• _REQUIREMENT_: Extract all lines that hold the string "JSON".

• _DATA FOR THIS TASK_:
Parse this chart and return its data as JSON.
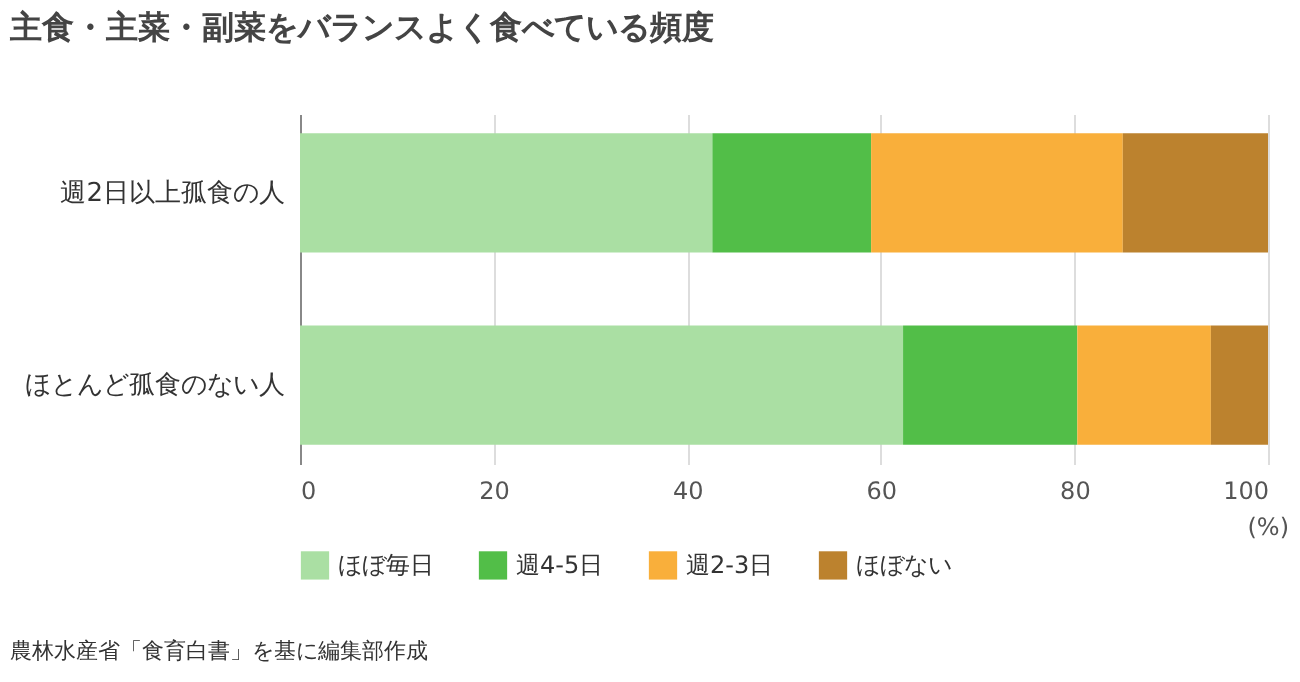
{
  "chart_data": {
    "type": "bar",
    "title": "主食・主菜・副菜をバランスよく食べている頻度",
    "orientation": "horizontal",
    "stacked": true,
    "categories": [
      "週2日以上孤食の人",
      "ほとんど孤食のない人"
    ],
    "series": [
      {
        "name": "ほぼ毎日",
        "color": "#aadfa3",
        "values": [
          42.6,
          62.3
        ]
      },
      {
        "name": "週4-5日",
        "color": "#52be48",
        "values": [
          16.4,
          18.0
        ]
      },
      {
        "name": "週2-3日",
        "color": "#f9af3b",
        "values": [
          26.0,
          13.8
        ]
      },
      {
        "name": "ほぼない",
        "color": "#bc822e",
        "values": [
          15.0,
          5.9
        ]
      }
    ],
    "xlim": [
      0,
      100
    ],
    "xticks": [
      0,
      20,
      40,
      60,
      80,
      100
    ],
    "xlabel": "(%)",
    "grid": "x",
    "legend": "bottom",
    "annotations": [
      "農林水産省「食育白書」を基に編集部作成"
    ]
  }
}
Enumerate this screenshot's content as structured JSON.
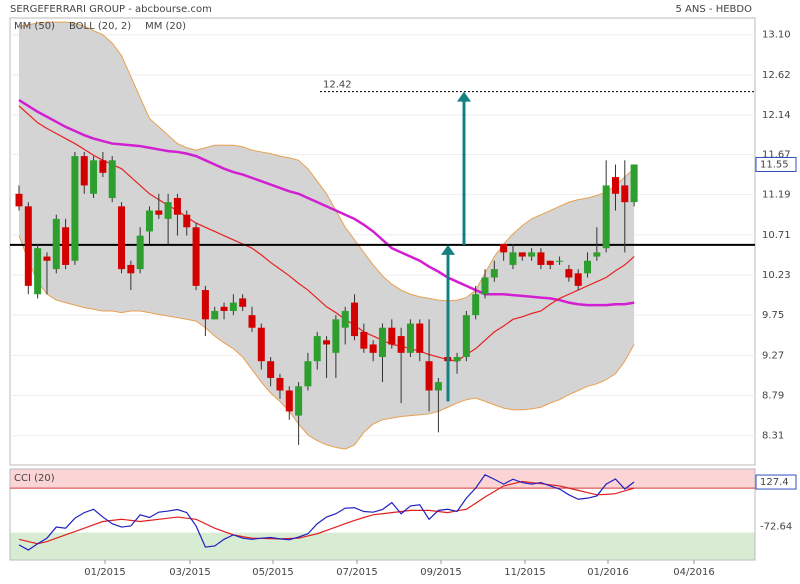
{
  "header": {
    "title": "SERGEFERRARI GROUP - abcbourse.com",
    "period": "5 ANS - HEBDO"
  },
  "chart_data": [
    {
      "type": "candlestick",
      "x_labels": [
        "01/2015",
        "03/2015",
        "05/2015",
        "07/2015",
        "09/2015",
        "11/2015",
        "01/2016",
        "04/2016"
      ],
      "open": [
        11.2,
        11.05,
        10.0,
        10.45,
        10.3,
        10.8,
        10.4,
        11.65,
        11.2,
        11.6,
        11.15,
        11.05,
        10.35,
        10.3,
        10.75,
        11.0,
        10.9,
        11.15,
        10.95,
        10.8,
        10.05,
        9.7,
        9.85,
        9.8,
        9.95,
        9.75,
        9.6,
        9.2,
        9.0,
        8.85,
        8.55,
        8.9,
        9.2,
        9.45,
        9.3,
        9.6,
        9.9,
        9.55,
        9.4,
        9.25,
        9.6,
        9.5,
        9.3,
        9.65,
        9.2,
        8.85,
        9.25,
        9.2,
        9.25,
        9.75,
        10.0,
        10.2,
        10.6,
        10.35,
        10.5,
        10.45,
        10.5,
        10.4,
        10.4,
        10.3,
        10.25,
        10.25,
        10.45,
        10.55,
        11.4,
        11.3,
        11.1
      ],
      "high": [
        11.3,
        11.1,
        10.6,
        10.5,
        10.95,
        10.9,
        11.7,
        11.7,
        11.65,
        11.7,
        11.65,
        11.1,
        10.4,
        10.8,
        11.05,
        11.2,
        11.2,
        11.2,
        11.0,
        10.85,
        10.1,
        9.85,
        9.9,
        10.0,
        10.0,
        9.85,
        9.65,
        9.25,
        9.05,
        8.9,
        8.95,
        9.3,
        9.55,
        9.5,
        9.75,
        9.85,
        10.0,
        9.65,
        9.45,
        9.65,
        9.7,
        9.6,
        9.7,
        9.7,
        9.7,
        9.0,
        9.3,
        9.3,
        9.8,
        10.1,
        10.3,
        10.4,
        10.6,
        10.6,
        10.5,
        10.55,
        10.55,
        10.4,
        10.45,
        10.35,
        10.3,
        10.5,
        10.8,
        11.6,
        11.55,
        11.6,
        11.55
      ],
      "low": [
        11.0,
        10.0,
        9.95,
        10.0,
        10.25,
        10.3,
        10.35,
        11.2,
        11.15,
        11.4,
        11.1,
        10.25,
        10.05,
        10.25,
        10.6,
        10.9,
        10.6,
        10.7,
        10.7,
        10.05,
        9.5,
        9.7,
        9.7,
        9.75,
        9.8,
        9.55,
        9.1,
        8.9,
        8.75,
        8.5,
        8.2,
        8.85,
        9.1,
        9.0,
        9.0,
        9.4,
        9.45,
        9.3,
        9.2,
        8.95,
        9.35,
        8.7,
        9.25,
        9.2,
        8.6,
        8.35,
        9.15,
        9.05,
        9.2,
        9.7,
        9.95,
        10.15,
        10.4,
        10.3,
        10.4,
        10.4,
        10.3,
        10.3,
        10.35,
        10.15,
        10.05,
        10.2,
        10.4,
        10.5,
        11.0,
        10.5,
        11.05
      ],
      "close": [
        11.05,
        10.1,
        10.55,
        10.4,
        10.9,
        10.35,
        11.65,
        11.3,
        11.6,
        11.45,
        11.6,
        10.3,
        10.25,
        10.7,
        11.0,
        10.95,
        11.1,
        10.95,
        10.8,
        10.1,
        9.7,
        9.8,
        9.8,
        9.9,
        9.85,
        9.6,
        9.2,
        9.0,
        8.85,
        8.6,
        8.9,
        9.2,
        9.5,
        9.4,
        9.7,
        9.8,
        9.5,
        9.35,
        9.3,
        9.6,
        9.4,
        9.3,
        9.65,
        9.3,
        8.85,
        8.95,
        9.2,
        9.25,
        9.75,
        10.0,
        10.2,
        10.3,
        10.5,
        10.5,
        10.45,
        10.5,
        10.35,
        10.35,
        10.4,
        10.2,
        10.1,
        10.4,
        10.5,
        11.3,
        11.2,
        11.1,
        11.55
      ],
      "up_color": "#2e9e2e",
      "down_color": "#d40000",
      "series": [
        {
          "name": "MM (50)",
          "color": "#d21fd2",
          "values": [
            12.32,
            12.25,
            12.18,
            12.12,
            12.06,
            12.0,
            11.95,
            11.9,
            11.86,
            11.83,
            11.8,
            11.79,
            11.78,
            11.77,
            11.75,
            11.73,
            11.71,
            11.7,
            11.68,
            11.65,
            11.6,
            11.55,
            11.5,
            11.46,
            11.43,
            11.39,
            11.35,
            11.31,
            11.27,
            11.23,
            11.2,
            11.15,
            11.1,
            11.05,
            11.0,
            10.95,
            10.9,
            10.83,
            10.75,
            10.65,
            10.55,
            10.5,
            10.45,
            10.4,
            10.33,
            10.27,
            10.2,
            10.15,
            10.1,
            10.05,
            10.0,
            10.0,
            10.0,
            9.99,
            9.98,
            9.97,
            9.96,
            9.95,
            9.93,
            9.9,
            9.88,
            9.87,
            9.87,
            9.87,
            9.88,
            9.88,
            9.9
          ]
        },
        {
          "name": "BOLL (20, 2)",
          "color": "#e8a050",
          "fill": "#d4d4d4",
          "upper": [
            13.2,
            13.22,
            13.24,
            13.25,
            13.25,
            13.25,
            13.24,
            13.2,
            13.15,
            13.1,
            13.0,
            12.85,
            12.6,
            12.35,
            12.1,
            12.0,
            11.9,
            11.8,
            11.75,
            11.72,
            11.75,
            11.78,
            11.78,
            11.78,
            11.76,
            11.72,
            11.7,
            11.68,
            11.65,
            11.63,
            11.6,
            11.5,
            11.35,
            11.2,
            11.0,
            10.8,
            10.65,
            10.5,
            10.35,
            10.22,
            10.12,
            10.05,
            10.0,
            9.97,
            9.95,
            9.93,
            9.92,
            9.93,
            9.96,
            10.05,
            10.25,
            10.45,
            10.6,
            10.72,
            10.82,
            10.9,
            10.95,
            11.0,
            11.05,
            11.1,
            11.13,
            11.15,
            11.18,
            11.22,
            11.3,
            11.4,
            11.5
          ],
          "lower": [
            10.7,
            10.4,
            10.15,
            10.0,
            9.93,
            9.9,
            9.87,
            9.84,
            9.82,
            9.8,
            9.8,
            9.78,
            9.8,
            9.8,
            9.78,
            9.76,
            9.74,
            9.72,
            9.7,
            9.68,
            9.6,
            9.5,
            9.42,
            9.35,
            9.25,
            9.1,
            8.95,
            8.82,
            8.72,
            8.6,
            8.45,
            8.32,
            8.25,
            8.2,
            8.17,
            8.15,
            8.2,
            8.35,
            8.45,
            8.5,
            8.52,
            8.54,
            8.55,
            8.56,
            8.57,
            8.6,
            8.65,
            8.7,
            8.74,
            8.76,
            8.72,
            8.68,
            8.64,
            8.62,
            8.62,
            8.63,
            8.65,
            8.7,
            8.74,
            8.8,
            8.85,
            8.9,
            8.93,
            8.98,
            9.05,
            9.2,
            9.4
          ]
        },
        {
          "name": "MM (20)",
          "color": "#e82020",
          "values": [
            12.25,
            12.15,
            12.05,
            11.98,
            11.92,
            11.86,
            11.8,
            11.73,
            11.66,
            11.6,
            11.55,
            11.5,
            11.4,
            11.3,
            11.2,
            11.13,
            11.06,
            11.0,
            10.92,
            10.85,
            10.8,
            10.75,
            10.7,
            10.65,
            10.6,
            10.55,
            10.47,
            10.38,
            10.3,
            10.22,
            10.13,
            10.05,
            9.95,
            9.85,
            9.78,
            9.7,
            9.63,
            9.55,
            9.5,
            9.45,
            9.4,
            9.38,
            9.35,
            9.32,
            9.28,
            9.25,
            9.22,
            9.2,
            9.28,
            9.35,
            9.45,
            9.55,
            9.62,
            9.7,
            9.73,
            9.77,
            9.8,
            9.88,
            9.95,
            10.0,
            10.05,
            10.1,
            10.15,
            10.2,
            10.28,
            10.35,
            10.45
          ]
        }
      ],
      "support_line": 10.59,
      "target_line": 12.42,
      "arrows": [
        {
          "from": 8.72,
          "to": 10.59,
          "color": "#158080"
        },
        {
          "from": 10.59,
          "to": 12.42,
          "color": "#158080"
        }
      ],
      "ylim": [
        7.96,
        13.3
      ],
      "yticks": [
        {
          "value": 13.1,
          "label": "13.10"
        },
        12.62,
        12.14,
        11.67,
        11.19,
        10.71,
        10.23,
        9.75,
        9.27,
        8.79,
        8.31
      ]
    },
    {
      "type": "line",
      "title": "CCI (20)",
      "series": [
        {
          "name": "CCI",
          "color": "#2020c0",
          "values": [
            -155,
            -178,
            -150,
            -125,
            -75,
            -80,
            -35,
            -10,
            5,
            -30,
            -60,
            -75,
            -70,
            -20,
            -32,
            -8,
            -3,
            4,
            -10,
            -70,
            -165,
            -160,
            -130,
            -110,
            -125,
            -130,
            -125,
            -122,
            -128,
            -132,
            -120,
            -105,
            -60,
            -30,
            -15,
            10,
            12,
            -5,
            -8,
            4,
            35,
            -15,
            20,
            25,
            -40,
            0,
            5,
            -5,
            55,
            100,
            160,
            140,
            118,
            140,
            125,
            118,
            125,
            110,
            96,
            70,
            50,
            55,
            65,
            118,
            141,
            96,
            127.4
          ]
        },
        {
          "name": "signal",
          "color": "#e02020",
          "values": [
            -130,
            -140,
            -150,
            -140,
            -125,
            -110,
            -95,
            -80,
            -65,
            -50,
            -45,
            -40,
            -45,
            -50,
            -45,
            -40,
            -35,
            -30,
            -35,
            -40,
            -60,
            -80,
            -95,
            -110,
            -118,
            -125,
            -126,
            -127,
            -128,
            -126,
            -125,
            -115,
            -105,
            -90,
            -75,
            -60,
            -45,
            -32,
            -20,
            -15,
            -10,
            -5,
            0,
            0,
            0,
            -5,
            -10,
            -2,
            5,
            32,
            60,
            85,
            110,
            120,
            130,
            125,
            120,
            115,
            110,
            100,
            90,
            80,
            70,
            72,
            75,
            88,
            100
          ]
        }
      ],
      "bands": [
        -100,
        100
      ],
      "ylim": [
        -223,
        186
      ],
      "yticks": [
        -72.64
      ]
    }
  ]
}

• _SOLVED PROBLEM_:
Parse this chart and return its data as JSON.
Enumerate this screenshot's content as structured JSON.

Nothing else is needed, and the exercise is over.